What to produce » Each line of the listing must be transcribed exactly, except for the images, which should be excluded.

Records from a dataset »
_ _ _ _ _ _ _

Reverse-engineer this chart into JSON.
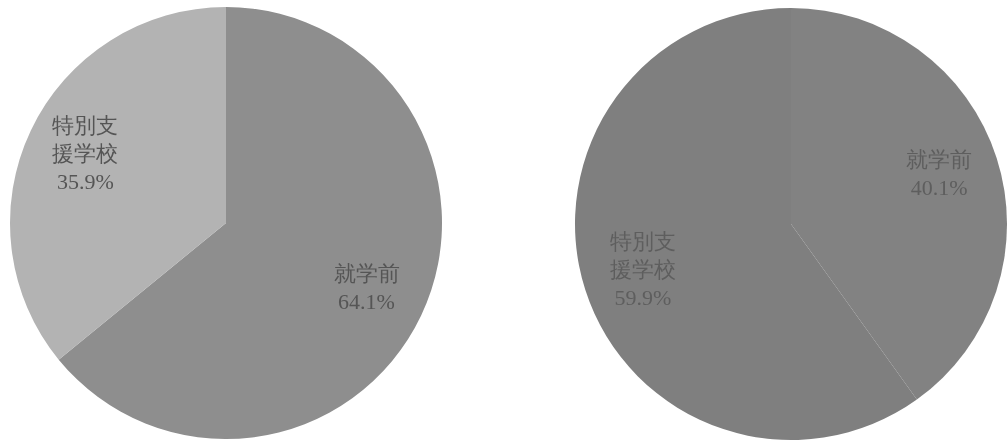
{
  "chart_data": [
    {
      "type": "pie",
      "categories": [
        "就学前",
        "特別支援学校"
      ],
      "values": [
        64.1,
        35.9
      ],
      "colors": [
        "#8e8e8e",
        "#b3b3b3"
      ],
      "value_labels": [
        "64.1%",
        "35.9%"
      ]
    },
    {
      "type": "pie",
      "categories": [
        "就学前",
        "特別支援学校"
      ],
      "values": [
        40.1,
        59.9
      ],
      "colors": [
        "#828282",
        "#7f7f7f"
      ],
      "value_labels": [
        "40.1%",
        "59.9%"
      ]
    }
  ]
}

_ _ _ _ _ _ _

Solution to the problem »
Reverse-engineer this chart into JSON.
{
  "chart_data": [
    {
      "type": "pie",
      "categories": [
        "就学前",
        "特別支援学校"
      ],
      "values": [
        64.1,
        35.9
      ],
      "colors": [
        "#8e8e8e",
        "#b3b3b3"
      ],
      "value_labels": [
        "64.1%",
        "35.9%"
      ]
    },
    {
      "type": "pie",
      "categories": [
        "就学前",
        "特別支援学校"
      ],
      "values": [
        40.1,
        59.9
      ],
      "colors": [
        "#828282",
        "#7f7f7f"
      ],
      "value_labels": [
        "40.1%",
        "59.9%"
      ]
    }
  ]
}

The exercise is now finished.